begin Records shown

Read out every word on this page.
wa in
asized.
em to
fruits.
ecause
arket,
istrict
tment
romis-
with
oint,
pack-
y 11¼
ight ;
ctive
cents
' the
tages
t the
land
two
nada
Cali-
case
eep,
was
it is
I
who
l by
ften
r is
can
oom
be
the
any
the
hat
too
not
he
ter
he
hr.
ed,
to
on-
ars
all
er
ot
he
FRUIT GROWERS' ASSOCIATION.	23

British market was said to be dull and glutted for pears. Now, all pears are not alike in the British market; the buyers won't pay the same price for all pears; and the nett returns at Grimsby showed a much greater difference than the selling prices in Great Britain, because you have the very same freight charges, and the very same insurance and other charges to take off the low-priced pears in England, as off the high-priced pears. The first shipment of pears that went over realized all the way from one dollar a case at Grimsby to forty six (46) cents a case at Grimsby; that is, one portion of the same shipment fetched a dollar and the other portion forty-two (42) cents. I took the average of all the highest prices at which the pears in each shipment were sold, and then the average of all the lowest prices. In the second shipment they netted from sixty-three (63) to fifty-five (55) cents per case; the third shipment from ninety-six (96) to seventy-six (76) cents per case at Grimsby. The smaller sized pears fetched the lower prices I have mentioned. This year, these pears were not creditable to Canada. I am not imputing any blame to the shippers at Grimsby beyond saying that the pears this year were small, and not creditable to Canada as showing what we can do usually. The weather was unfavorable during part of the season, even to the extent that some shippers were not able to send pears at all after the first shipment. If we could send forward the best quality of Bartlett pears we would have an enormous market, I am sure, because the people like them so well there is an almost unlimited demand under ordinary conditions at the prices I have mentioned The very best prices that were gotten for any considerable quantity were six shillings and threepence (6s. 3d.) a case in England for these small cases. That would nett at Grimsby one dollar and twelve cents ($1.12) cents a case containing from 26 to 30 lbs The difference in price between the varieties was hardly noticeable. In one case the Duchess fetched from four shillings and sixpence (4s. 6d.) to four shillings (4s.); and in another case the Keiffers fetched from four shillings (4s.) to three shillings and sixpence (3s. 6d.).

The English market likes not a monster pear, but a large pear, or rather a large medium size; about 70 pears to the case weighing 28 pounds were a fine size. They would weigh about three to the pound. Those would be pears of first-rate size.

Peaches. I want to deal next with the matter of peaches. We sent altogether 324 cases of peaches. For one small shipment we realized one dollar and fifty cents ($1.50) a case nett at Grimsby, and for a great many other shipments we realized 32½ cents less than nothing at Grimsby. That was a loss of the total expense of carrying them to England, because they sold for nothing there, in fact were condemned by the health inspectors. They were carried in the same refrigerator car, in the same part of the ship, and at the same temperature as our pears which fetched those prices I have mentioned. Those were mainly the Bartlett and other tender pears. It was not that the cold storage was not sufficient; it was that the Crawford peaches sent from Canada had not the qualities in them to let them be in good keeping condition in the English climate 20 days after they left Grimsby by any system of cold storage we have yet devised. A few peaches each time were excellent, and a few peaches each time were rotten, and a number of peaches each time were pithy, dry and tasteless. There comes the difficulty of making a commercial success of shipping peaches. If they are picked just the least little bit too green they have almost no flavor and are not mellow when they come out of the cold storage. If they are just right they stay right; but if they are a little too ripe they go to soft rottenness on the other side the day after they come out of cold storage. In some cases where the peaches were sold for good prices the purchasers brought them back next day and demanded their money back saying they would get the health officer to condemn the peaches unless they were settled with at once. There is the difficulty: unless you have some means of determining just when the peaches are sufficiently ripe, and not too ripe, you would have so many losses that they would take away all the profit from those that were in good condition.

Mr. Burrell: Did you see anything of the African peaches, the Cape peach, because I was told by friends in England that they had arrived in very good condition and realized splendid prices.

end Records shown

--- To be done ---
Print the records once more, exactly as they were given.

--- Written response ---
Read out every word on this page.
wa in
asized.
em to
fruits.
ecause
arket,
istrict
tment
romis-
with
oint,
pack-
y 11¼
ight ;
ctive
cents
' the
tages
t the
land
two
nada
Cali-
case
eep,
was
it is
I
who
l by
ften
r is
can
oom
be
the
any
the
hat
too
not
he
ter
he
hr.
ed,
to
on-
ars
all
er
ot
he
FRUIT GROWERS' ASSOCIATION.	23

British market was said to be dull and glutted for pears. Now, all pears are not alike in the British market; the buyers won't pay the same price for all pears; and the nett returns at Grimsby showed a much greater difference than the selling prices in Great Britain, because you have the very same freight charges, and the very same insurance and other charges to take off the low-priced pears in England, as off the high-priced pears. The first shipment of pears that went over realized all the way from one dollar a case at Grimsby to forty six (46) cents a case at Grimsby; that is, one portion of the same shipment fetched a dollar and the other portion forty-two (42) cents. I took the average of all the highest prices at which the pears in each shipment were sold, and then the average of all the lowest prices. In the second shipment they netted from sixty-three (63) to fifty-five (55) cents per case; the third shipment from ninety-six (96) to seventy-six (76) cents per case at Grimsby. The smaller sized pears fetched the lower prices I have mentioned. This year, these pears were not creditable to Canada. I am not imputing any blame to the shippers at Grimsby beyond saying that the pears this year were small, and not creditable to Canada as showing what we can do usually. The weather was unfavorable during part of the season, even to the extent that some shippers were not able to send pears at all after the first shipment. If we could send forward the best quality of Bartlett pears we would have an enormous market, I am sure, because the people like them so well there is an almost unlimited demand under ordinary conditions at the prices I have mentioned The very best prices that were gotten for any considerable quantity were six shillings and threepence (6s. 3d.) a case in England for these small cases. That would nett at Grimsby one dollar and twelve cents ($1.12) cents a case containing from 26 to 30 lbs The difference in price between the varieties was hardly noticeable. In one case the Duchess fetched from four shillings and sixpence (4s. 6d.) to four shillings (4s.); and in another case the Keiffers fetched from four shillings (4s.) to three shillings and sixpence (3s. 6d.).

The English market likes not a monster pear, but a large pear, or rather a large medium size; about 70 pears to the case weighing 28 pounds were a fine size. They would weigh about three to the pound. Those would be pears of first-rate size.

Peaches. I want to deal next with the matter of peaches. We sent altogether 324 cases of peaches. For one small shipment we realized one dollar and fifty cents ($1.50) a case nett at Grimsby, and for a great many other shipments we realized 32½ cents less than nothing at Grimsby. That was a loss of the total expense of carrying them to England, because they sold for nothing there, in fact were condemned by the health inspectors. They were carried in the same refrigerator car, in the same part of the ship, and at the same temperature as our pears which fetched those prices I have mentioned. Those were mainly the Bartlett and other tender pears. It was not that the cold storage was not sufficient; it was that the Crawford peaches sent from Canada had not the qualities in them to let them be in good keeping condition in the English climate 20 days after they left Grimsby by any system of cold storage we have yet devised. A few peaches each time were excellent, and a few peaches each time were rotten, and a number of peaches each time were pithy, dry and tasteless. There comes the difficulty of making a commercial success of shipping peaches. If they are picked just the least little bit too green they have almost no flavor and are not mellow when they come out of the cold storage. If they are just right they stay right; but if they are a little too ripe they go to soft rottenness on the other side the day after they come out of cold storage. In some cases where the peaches were sold for good prices the purchasers brought them back next day and demanded their money back saying they would get the health officer to condemn the peaches unless they were settled with at once. There is the difficulty: unless you have some means of determining just when the peaches are sufficiently ripe, and not too ripe, you would have so many losses that they would take away all the profit from those that were in good condition.

Mr. Burrell: Did you see anything of the African peaches, the Cape peach, because I was told by friends in England that they had arrived in very good condition and realized splendid prices.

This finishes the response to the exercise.